### THE EXERCISE
According to the article on the film Trisha on the Rocks, what is its running time?

### PROVIDED PASSAGE
★ ★ ★ ★ ★ ★ ★
- Official Theatrical Poster
- Directed by: Krishnadev Yagnik
- Written by: Krishnadev Yagnik
- Produced by: Kalpesh K Soni; Krunal Soni; Bhaumik Gondaliya;
- Starring: Janki Bodiwala; Ravi Gohil; Hiten Kumar;
- Cinematography: Pratik Parmar
- Production companies: K S Entertainment LLP; Big Box Series Pvt Ltd;
- Distributed by: Panorama Studios
- Release date: 21 June 2024;
- Running time: 172 minutes
- Country: India
- Language: Gujarati

= Trisha on the Rocks =

2024 Indian film directed by Krishnadev Yagnik

Trisha On The Rocks is a 2024 Gujarati romantic comedy drama film, directed and written by Krishnadev Yagnik. It stars Janki Bodiwala, Ravi Gohil, and Hiten Kumar. The film is produced by Kalpesh K Soni and Krunal Soni and it was distributed by Panorama Studios.

== Plot ==

One night, Trisha (Janki Bodiwala) meets Vishal (Ravi Gohil) at a party. They come from different backgrounds and have different lifestyles. Vishal is a careless guy and Trisha is a fun-loving girl. Their meeting leads to super fun chaos with the cutest romance in their lives. They have a one-night stand and Trisha becomes pregnant. Her father is angry at first but becomes happy to be a grandfather but she refuses to marry Vishal. But Vishal wants to marry her.

== Cast ==
- Janki Bodiwala as Trisha
- Ravi Gohil as Vishal
- Hiten Kumar as Trisha's father

== Production ==
The film was shot at various locations in Ahmedabad Gujarat. Krishnadev Yagnik debuting as music director with Trisha On The Rocks.
★ ★ ★ ★ ★ ★ ★
### LISTING
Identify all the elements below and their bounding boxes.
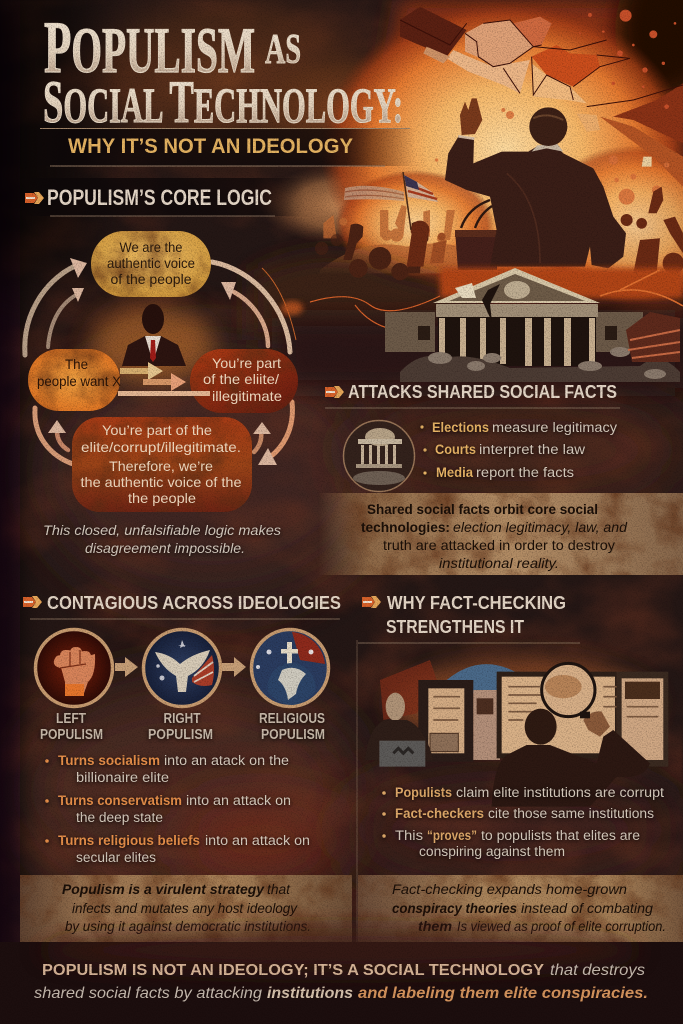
illustration: checking documents — [365, 657, 668, 807]
tan callout: Shared social facts orbit core social — [367, 501, 598, 517]
pill: bottom: the people — [128, 491, 196, 506]
subtitle: WHY IT’S NOT AN IDEOLOGY — [68, 135, 353, 158]
bullet list: secular elites — [76, 850, 156, 865]
bullet list: Fact-checkers — [395, 806, 484, 821]
bullet list: claim elite institutions are corrupt — [456, 785, 664, 800]
bullet list: Turns religious beliefs — [58, 833, 200, 848]
footer conclusion: institutions — [267, 985, 353, 1002]
bullet list: interpret the law — [479, 442, 585, 457]
bullet list — [420, 420, 617, 480]
bullet list: billionaire elite — [76, 770, 169, 785]
bullet list: conspiring against them — [419, 844, 565, 859]
tan callout: Fact-checking expands home-grown — [392, 881, 627, 897]
tan callout: instead of combating — [521, 900, 653, 916]
title word as: AS — [265, 27, 301, 73]
icon: eagle medallion — [144, 630, 220, 706]
tan callout: that — [267, 881, 291, 897]
bullet list: “proves” — [427, 828, 477, 843]
pill: left: The — [65, 357, 88, 372]
icon: globe and cross medallion — [252, 630, 328, 706]
cracked government building — [385, 268, 680, 382]
panel: why fact-checking strengthens it — [358, 592, 683, 942]
bullet list: to populists that elites are — [481, 828, 640, 843]
tan callout — [20, 875, 352, 942]
pill: top: We are the — [120, 240, 183, 255]
pill: bottom: the authentic voice of the — [80, 475, 242, 490]
footer conclusion: shared social facts by attacking — [34, 985, 262, 1002]
heading icon — [25, 192, 44, 204]
pill: bottom — [72, 417, 252, 512]
speaker silhouette — [445, 98, 626, 268]
tan callout: infects and mutates any host ideology — [72, 900, 298, 916]
medallion labels: LEFT — [56, 711, 86, 727]
heading: POPULISM’S CORE LOGIC — [47, 185, 272, 210]
bullet list: into an attack on — [186, 793, 291, 808]
toppled flag bricks — [626, 312, 680, 362]
bullet list: Elections — [432, 420, 489, 435]
caption italic — [43, 522, 281, 556]
pill: left — [28, 349, 121, 411]
pill: right: illegitimate — [212, 389, 282, 404]
bullet list: Turns conservatism — [58, 793, 182, 808]
pill: top: authentic voice — [107, 256, 195, 271]
hero fire glow — [40, 0, 683, 305]
caption italic: disagreement impossible. — [85, 540, 245, 556]
tan callout — [358, 875, 683, 942]
tan callout: Is viewed as proof of elite corruption. — [457, 918, 666, 934]
older man with laptop — [365, 693, 433, 767]
dark interior — [438, 316, 596, 366]
pill: top: of the people — [110, 272, 192, 287]
far crowd — [320, 205, 460, 273]
tan callout: conspiracy theories — [392, 900, 517, 916]
bullet list: This — [395, 828, 423, 843]
bullet list: into an atack on the — [164, 753, 289, 768]
icon: fist medallion — [36, 630, 112, 706]
heading: STRENGTHENS IT — [386, 616, 525, 637]
bullet list: report the facts — [476, 465, 574, 480]
shattered wall plates — [400, 7, 683, 205]
faded flag — [344, 186, 404, 201]
hero illustration: speaker before burning crowd — [40, 0, 683, 388]
heading: ATTACKS SHARED SOCIAL FACTS — [348, 381, 617, 402]
bullet list — [382, 785, 664, 859]
footer conclusion: POPULISM IS NOT AN IDEOLOGY; IT’S A SOCIAL TECHNOLOGY — [42, 962, 544, 979]
pediment — [433, 268, 600, 303]
tan callout: truth are attacked in order to destroy — [383, 537, 615, 553]
bullet list: cite those same institutions — [488, 806, 654, 821]
medallion labels: POPULISM — [40, 727, 103, 743]
title line 1: POPULISM — [44, 7, 255, 89]
pill: top — [91, 231, 211, 297]
footer conclusion — [0, 928, 683, 1024]
footer conclusion: that destroys — [550, 962, 645, 979]
right crowd — [407, 187, 683, 274]
tan callout: technologies: — [361, 519, 450, 535]
center arrows — [118, 362, 210, 396]
tan callout — [318, 493, 683, 575]
medallion labels — [40, 711, 325, 743]
icon: courthouse medallion — [344, 420, 414, 492]
steps and debris — [400, 356, 680, 382]
title line 2: SOCIAL TECHNOLOGY: — [43, 69, 403, 135]
pill: right — [190, 349, 298, 413]
bullet list: Courts — [435, 442, 476, 457]
bullet list — [45, 753, 310, 865]
pill: left: people want X — [37, 374, 121, 389]
heading — [386, 592, 566, 637]
bullet list: into an attack on — [205, 833, 310, 848]
caption italic: This closed, unfalsifiable logic makes — [43, 522, 281, 538]
glow behind figure — [91, 307, 215, 383]
heading icon — [325, 386, 344, 398]
heading icon — [362, 596, 381, 608]
bullet list: the deep state — [76, 810, 163, 825]
columns — [439, 318, 595, 366]
pill: right: of the eliite/ — [203, 372, 279, 387]
bullet list: measure legitimacy — [492, 420, 617, 435]
title — [40, 7, 410, 166]
medallion labels: RELIGIOUS — [259, 711, 325, 727]
entablature — [436, 304, 598, 317]
rubble and lava band — [440, 268, 683, 298]
tan callout: Populism is a virulent strategy — [62, 881, 265, 897]
footer conclusion: and labeling them elite conspiracies. — [358, 985, 648, 1002]
tan callout: them — [418, 918, 452, 934]
title block backdrop — [0, 0, 415, 280]
tan callout: institutional reality. — [439, 555, 559, 571]
man with magnifier — [492, 709, 650, 807]
panel: core logic — [25, 185, 298, 556]
tan callout: election legitimacy, law, and — [453, 519, 628, 535]
side wings — [385, 312, 643, 352]
arrow — [115, 657, 138, 677]
cycle arrows — [25, 258, 292, 466]
figure in suit — [122, 304, 186, 366]
pill: bottom: You’re part of the — [102, 423, 212, 438]
American flag — [403, 172, 438, 230]
heading icon — [23, 596, 42, 608]
medallion labels: POPULISM — [148, 727, 213, 743]
medallion labels: POPULISM — [261, 727, 325, 743]
pill: right: You’re part — [212, 356, 281, 371]
panel: attacks shared social facts — [318, 381, 683, 575]
dark ground left of crowd — [250, 254, 480, 340]
bullet list: Turns socialism — [58, 753, 160, 768]
panel: contagious across ideologies — [20, 593, 352, 942]
magnifying glass — [542, 663, 595, 718]
heading: WHY FACT-CHECKING — [387, 592, 566, 613]
arrow — [222, 657, 246, 677]
heading: CONTAGIOUS ACROSS IDEOLOGIES — [47, 593, 341, 613]
bullet list: Media — [436, 465, 473, 480]
medallion labels: RIGHT — [164, 711, 201, 727]
podium and microphones — [455, 200, 497, 270]
tan callout: by using it against democratic institutions. — [65, 918, 311, 934]
crack — [482, 284, 500, 322]
pill: bottom: elite/corrupt/illegitimate. — [81, 440, 241, 455]
near crowd fists — [315, 221, 429, 280]
bullet list: Populists — [395, 785, 452, 800]
pill: bottom: Therefore, we’re — [109, 459, 213, 474]
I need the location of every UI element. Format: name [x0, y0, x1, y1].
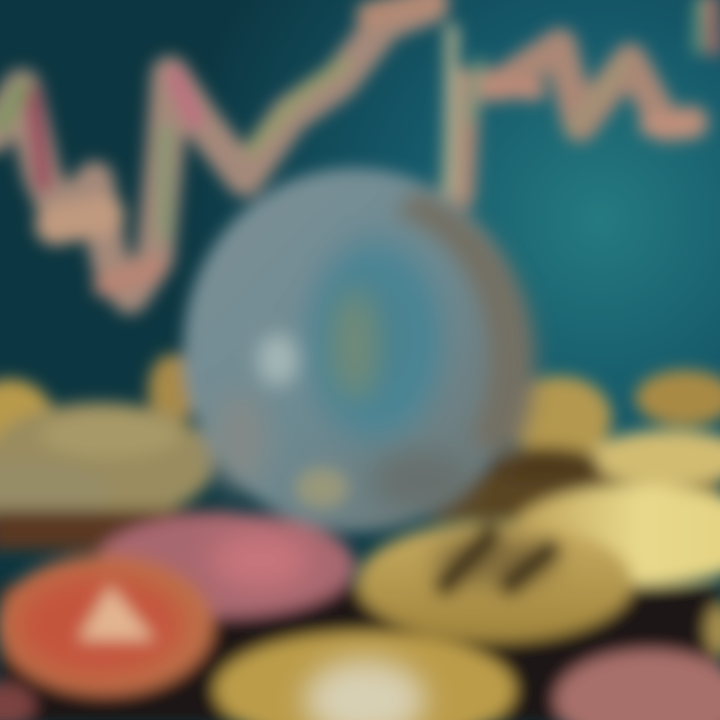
bar: bright yellow coin edge — [510, 485, 720, 585]
pile: back row of gold coins — [0, 354, 720, 550]
coin: bottom gold — [215, 632, 515, 720]
chart: blurred market line — [0, 0, 714, 295]
coin: bottom right rose — [555, 650, 720, 720]
coin: orange red — [0, 555, 213, 695]
icon: pale triangle on red coin — [78, 585, 155, 640]
dark gaps between coins — [0, 585, 720, 720]
coin: gold with dark symbol — [357, 522, 633, 642]
coin: lower left rose — [0, 683, 35, 720]
pile: front row of coins — [0, 485, 720, 720]
coin: right edge gold — [706, 604, 720, 656]
coin: pink — [95, 513, 355, 617]
icon: large silver coin — [183, 168, 536, 532]
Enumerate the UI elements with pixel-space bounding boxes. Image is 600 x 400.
★ ★ ★ ★ ★ ★ ★
### FINISHED ANSWER
172 minutes